From the entries that follow, list every line in which the string "Distribution" appears.

* Begin RECORDS PROVIDED *

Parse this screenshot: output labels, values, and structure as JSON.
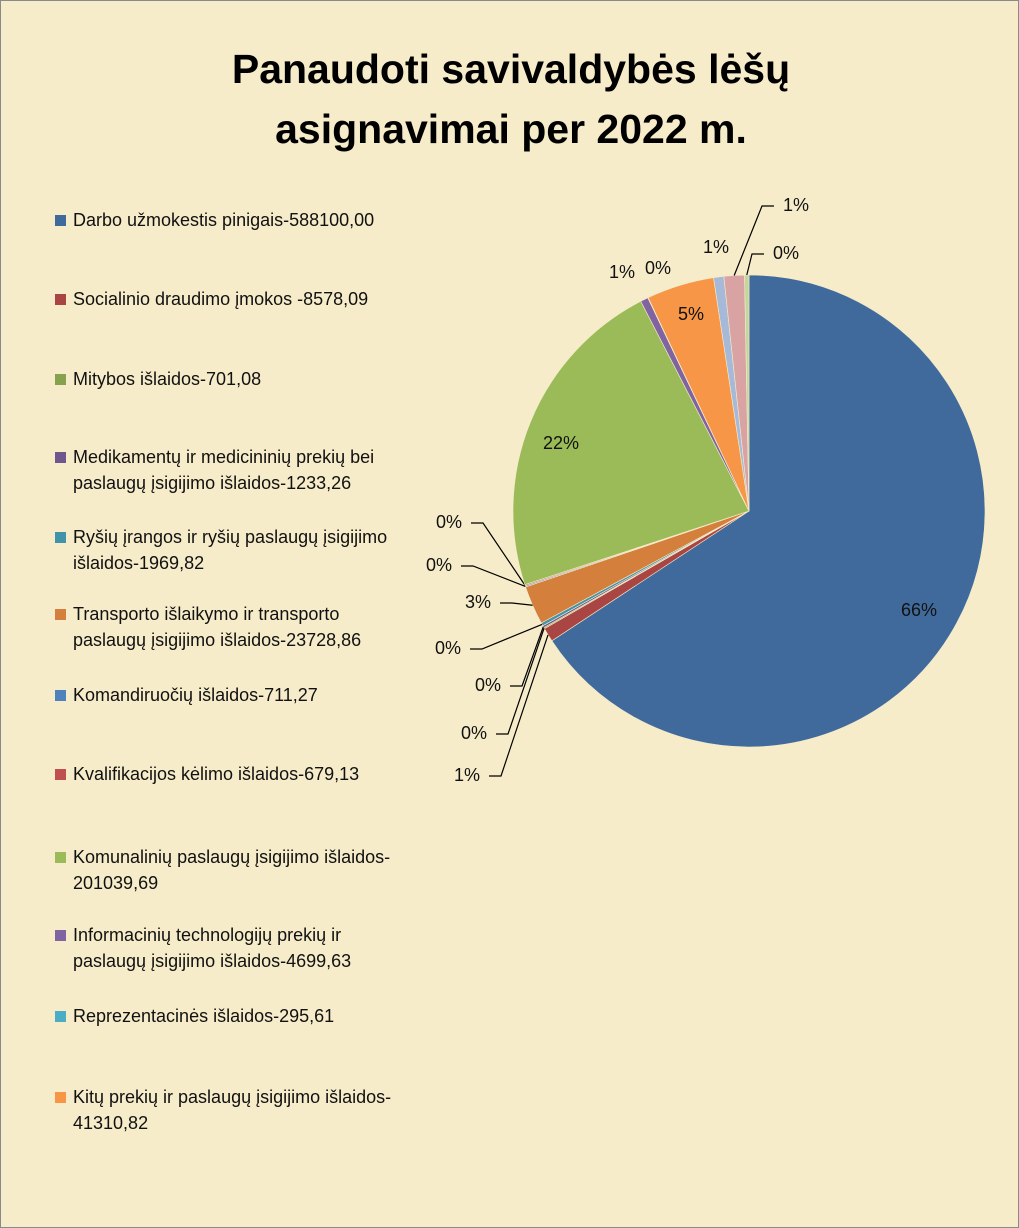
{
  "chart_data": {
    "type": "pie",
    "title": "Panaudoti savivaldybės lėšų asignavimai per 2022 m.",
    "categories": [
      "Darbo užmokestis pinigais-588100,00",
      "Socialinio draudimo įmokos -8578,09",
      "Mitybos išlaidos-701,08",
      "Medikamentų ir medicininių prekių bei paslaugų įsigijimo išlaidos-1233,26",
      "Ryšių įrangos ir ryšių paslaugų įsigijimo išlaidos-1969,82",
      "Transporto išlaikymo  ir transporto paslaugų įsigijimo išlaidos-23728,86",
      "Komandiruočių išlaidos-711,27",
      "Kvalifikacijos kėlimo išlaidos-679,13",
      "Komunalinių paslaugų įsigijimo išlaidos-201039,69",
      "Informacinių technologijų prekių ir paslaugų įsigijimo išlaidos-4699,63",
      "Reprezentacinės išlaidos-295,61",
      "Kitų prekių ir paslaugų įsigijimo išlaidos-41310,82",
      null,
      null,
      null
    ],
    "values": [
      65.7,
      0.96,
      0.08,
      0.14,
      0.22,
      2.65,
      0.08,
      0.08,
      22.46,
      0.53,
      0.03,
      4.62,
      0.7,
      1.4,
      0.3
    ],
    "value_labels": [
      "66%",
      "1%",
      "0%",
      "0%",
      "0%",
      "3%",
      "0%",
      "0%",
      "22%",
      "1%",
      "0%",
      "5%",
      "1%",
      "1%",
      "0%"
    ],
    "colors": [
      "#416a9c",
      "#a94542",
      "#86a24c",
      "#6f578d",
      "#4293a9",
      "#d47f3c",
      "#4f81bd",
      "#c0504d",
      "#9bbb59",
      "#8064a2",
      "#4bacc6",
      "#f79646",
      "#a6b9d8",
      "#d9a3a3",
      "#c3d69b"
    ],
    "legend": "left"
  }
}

* End RECORDS PROVIDED *
* Begin RECORDS PROVIDED *

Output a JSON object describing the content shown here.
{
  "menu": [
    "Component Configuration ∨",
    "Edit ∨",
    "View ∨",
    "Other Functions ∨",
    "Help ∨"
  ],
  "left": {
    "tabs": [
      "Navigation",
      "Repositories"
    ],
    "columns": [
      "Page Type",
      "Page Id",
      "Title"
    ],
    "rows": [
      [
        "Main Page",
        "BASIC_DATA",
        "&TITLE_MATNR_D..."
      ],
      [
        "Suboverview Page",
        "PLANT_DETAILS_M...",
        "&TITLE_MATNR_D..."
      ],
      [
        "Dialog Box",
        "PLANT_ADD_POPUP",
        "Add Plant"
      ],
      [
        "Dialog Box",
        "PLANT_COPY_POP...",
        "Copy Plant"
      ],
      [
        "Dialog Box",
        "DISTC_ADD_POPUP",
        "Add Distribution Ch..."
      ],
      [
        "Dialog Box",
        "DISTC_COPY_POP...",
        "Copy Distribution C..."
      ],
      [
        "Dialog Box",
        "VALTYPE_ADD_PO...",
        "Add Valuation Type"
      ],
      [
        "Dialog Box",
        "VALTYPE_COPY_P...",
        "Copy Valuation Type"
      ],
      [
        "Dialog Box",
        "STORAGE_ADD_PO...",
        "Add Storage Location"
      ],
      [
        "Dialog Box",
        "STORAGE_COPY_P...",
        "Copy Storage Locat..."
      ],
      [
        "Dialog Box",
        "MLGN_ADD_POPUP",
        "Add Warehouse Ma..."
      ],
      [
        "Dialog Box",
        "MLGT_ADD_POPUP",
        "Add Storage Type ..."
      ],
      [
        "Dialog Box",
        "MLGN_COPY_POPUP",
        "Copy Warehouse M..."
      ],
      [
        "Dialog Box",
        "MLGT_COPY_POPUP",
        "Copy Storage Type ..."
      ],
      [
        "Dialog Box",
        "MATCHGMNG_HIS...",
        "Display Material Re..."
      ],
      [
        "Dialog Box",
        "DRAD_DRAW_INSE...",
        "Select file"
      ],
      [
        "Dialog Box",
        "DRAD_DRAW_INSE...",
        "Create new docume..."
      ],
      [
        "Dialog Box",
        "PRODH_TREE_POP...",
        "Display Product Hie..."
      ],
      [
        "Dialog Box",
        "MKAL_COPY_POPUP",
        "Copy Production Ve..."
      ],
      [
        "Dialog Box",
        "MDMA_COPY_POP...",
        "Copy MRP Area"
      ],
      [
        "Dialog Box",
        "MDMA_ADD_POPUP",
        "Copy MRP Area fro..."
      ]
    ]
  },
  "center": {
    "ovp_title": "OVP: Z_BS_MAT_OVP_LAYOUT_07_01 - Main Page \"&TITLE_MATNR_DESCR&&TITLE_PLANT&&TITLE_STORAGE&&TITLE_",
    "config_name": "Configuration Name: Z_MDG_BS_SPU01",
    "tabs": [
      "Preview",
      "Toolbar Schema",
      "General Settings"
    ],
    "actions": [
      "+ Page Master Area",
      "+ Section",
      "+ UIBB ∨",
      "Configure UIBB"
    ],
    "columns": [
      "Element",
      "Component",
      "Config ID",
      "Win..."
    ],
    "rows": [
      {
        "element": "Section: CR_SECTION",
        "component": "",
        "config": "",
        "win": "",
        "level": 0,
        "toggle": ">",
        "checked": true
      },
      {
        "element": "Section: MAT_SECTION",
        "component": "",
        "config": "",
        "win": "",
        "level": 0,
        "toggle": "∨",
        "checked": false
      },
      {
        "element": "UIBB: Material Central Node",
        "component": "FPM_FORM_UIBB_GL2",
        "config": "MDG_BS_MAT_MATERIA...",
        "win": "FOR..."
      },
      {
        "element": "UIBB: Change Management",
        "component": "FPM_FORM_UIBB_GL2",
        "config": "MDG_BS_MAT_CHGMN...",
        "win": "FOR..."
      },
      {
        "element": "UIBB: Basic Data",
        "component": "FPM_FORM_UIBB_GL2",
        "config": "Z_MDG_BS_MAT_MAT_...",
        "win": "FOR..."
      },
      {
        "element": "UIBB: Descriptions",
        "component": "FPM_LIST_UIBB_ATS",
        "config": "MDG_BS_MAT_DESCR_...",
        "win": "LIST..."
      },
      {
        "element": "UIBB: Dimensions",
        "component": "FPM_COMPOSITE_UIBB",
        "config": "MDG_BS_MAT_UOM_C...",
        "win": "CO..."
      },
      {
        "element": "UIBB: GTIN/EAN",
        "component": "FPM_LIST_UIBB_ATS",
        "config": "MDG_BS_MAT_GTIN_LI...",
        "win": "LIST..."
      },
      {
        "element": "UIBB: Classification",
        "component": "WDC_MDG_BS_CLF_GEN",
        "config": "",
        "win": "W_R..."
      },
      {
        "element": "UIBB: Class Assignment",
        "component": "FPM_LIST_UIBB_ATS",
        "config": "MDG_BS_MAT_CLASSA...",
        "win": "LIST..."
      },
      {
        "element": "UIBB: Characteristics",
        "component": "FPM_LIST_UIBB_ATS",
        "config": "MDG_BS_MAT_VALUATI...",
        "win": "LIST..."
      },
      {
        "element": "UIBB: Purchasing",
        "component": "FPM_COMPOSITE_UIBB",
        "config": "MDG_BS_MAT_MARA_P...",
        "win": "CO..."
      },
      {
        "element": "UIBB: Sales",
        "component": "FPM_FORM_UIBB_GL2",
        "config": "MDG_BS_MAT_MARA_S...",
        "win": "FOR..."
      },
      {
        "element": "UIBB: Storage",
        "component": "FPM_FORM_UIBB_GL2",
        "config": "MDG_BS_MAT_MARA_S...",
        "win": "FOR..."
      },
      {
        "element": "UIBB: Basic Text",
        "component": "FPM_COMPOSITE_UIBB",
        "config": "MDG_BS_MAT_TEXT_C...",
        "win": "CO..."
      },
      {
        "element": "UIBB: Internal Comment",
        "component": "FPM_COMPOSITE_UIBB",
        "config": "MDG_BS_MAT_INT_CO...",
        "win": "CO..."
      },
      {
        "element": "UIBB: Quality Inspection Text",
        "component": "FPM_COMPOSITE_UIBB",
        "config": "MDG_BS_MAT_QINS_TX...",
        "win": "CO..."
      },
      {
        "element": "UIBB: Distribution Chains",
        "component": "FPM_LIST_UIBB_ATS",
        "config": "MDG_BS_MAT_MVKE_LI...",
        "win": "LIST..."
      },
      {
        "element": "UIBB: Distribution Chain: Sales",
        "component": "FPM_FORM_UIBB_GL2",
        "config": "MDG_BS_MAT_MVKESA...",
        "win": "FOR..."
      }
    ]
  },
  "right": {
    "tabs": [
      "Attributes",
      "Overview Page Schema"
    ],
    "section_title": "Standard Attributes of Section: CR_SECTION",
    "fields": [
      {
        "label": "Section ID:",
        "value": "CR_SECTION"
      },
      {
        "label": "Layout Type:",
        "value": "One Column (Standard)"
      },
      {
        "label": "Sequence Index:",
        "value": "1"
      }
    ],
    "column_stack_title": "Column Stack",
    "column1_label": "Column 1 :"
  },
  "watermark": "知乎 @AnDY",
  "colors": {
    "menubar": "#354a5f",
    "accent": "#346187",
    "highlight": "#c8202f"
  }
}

* End RECORDS PROVIDED *

*WRITTEN SOLUTION*:
        "Add Distribution Ch..."
        "Copy Distribution C..."
        "element": "UIBB: Distribution Chains",
        "element": "UIBB: Distribution Chain: Sales",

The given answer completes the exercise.